▶ **Set exercise**: Each line containing the word "color" should be found and copied.
- - -
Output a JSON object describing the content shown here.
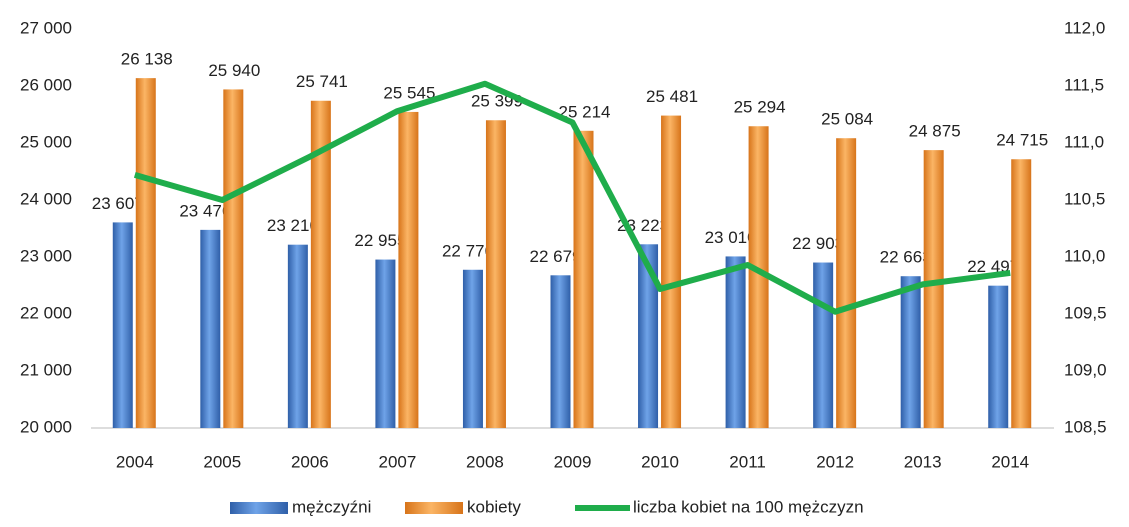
{
  "chart_data": {
    "type": "bar",
    "categories": [
      "2004",
      "2005",
      "2006",
      "2007",
      "2008",
      "2009",
      "2010",
      "2011",
      "2012",
      "2013",
      "2014"
    ],
    "series": [
      {
        "name": "mężczyźni",
        "color": "#4a7fcf",
        "values": [
          23607,
          23476,
          23216,
          22955,
          22776,
          22679,
          23223,
          23010,
          22903,
          22663,
          22497
        ],
        "value_labels": [
          "23 607",
          "23 476",
          "23 216",
          "22 955",
          "22 776",
          "22 679",
          "23 223",
          "23 010",
          "22 903",
          "22 663",
          "22 497"
        ]
      },
      {
        "name": "kobiety",
        "color": "#f0932e",
        "values": [
          26138,
          25940,
          25741,
          25545,
          25399,
          25214,
          25481,
          25294,
          25084,
          24875,
          24715
        ],
        "value_labels": [
          "26 138",
          "25 940",
          "25 741",
          "25 545",
          "25 399",
          "25 214",
          "25 481",
          "25 294",
          "25 084",
          "24 875",
          "24 715"
        ]
      },
      {
        "name": "liczba kobiet na 100 mężczyzn",
        "color": "#1fad4b",
        "type": "line",
        "axis": "y2",
        "values": [
          110.72,
          110.5,
          110.88,
          111.28,
          111.52,
          111.18,
          109.72,
          109.93,
          109.52,
          109.76,
          109.86
        ]
      }
    ],
    "ylim": [
      20000,
      27000
    ],
    "yticks": [
      {
        "value": 20000,
        "label": "20 000"
      },
      {
        "value": 21000,
        "label": "21 000"
      },
      {
        "value": 22000,
        "label": "22 000"
      },
      {
        "value": 23000,
        "label": "23 000"
      },
      {
        "value": 24000,
        "label": "24 000"
      },
      {
        "value": 25000,
        "label": "25 000"
      },
      {
        "value": 26000,
        "label": "26 000"
      },
      {
        "value": 27000,
        "label": "27 000"
      }
    ],
    "y2lim": [
      108.5,
      112.0
    ],
    "y2ticks": [
      {
        "value": 108.5,
        "label": "108,5"
      },
      {
        "value": 109.0,
        "label": "109,0"
      },
      {
        "value": 109.5,
        "label": "109,5"
      },
      {
        "value": 110.0,
        "label": "110,0"
      },
      {
        "value": 110.5,
        "label": "110,5"
      },
      {
        "value": 111.0,
        "label": "111,0"
      },
      {
        "value": 111.5,
        "label": "111,5"
      },
      {
        "value": 112.0,
        "label": "112,0"
      }
    ],
    "legend": "bottom"
  }
}
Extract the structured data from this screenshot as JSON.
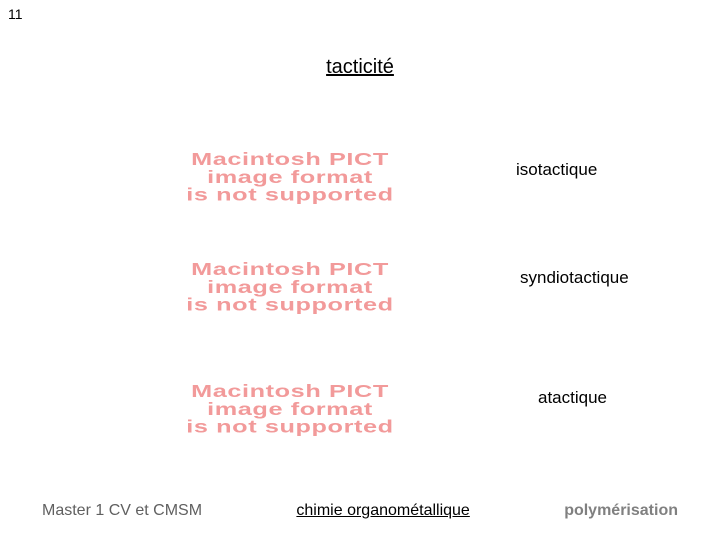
- - -
▶ **Final result**:
        "color": "#4a7fcf",
        "color": "#f0932e",
        "color": "#1fad4b",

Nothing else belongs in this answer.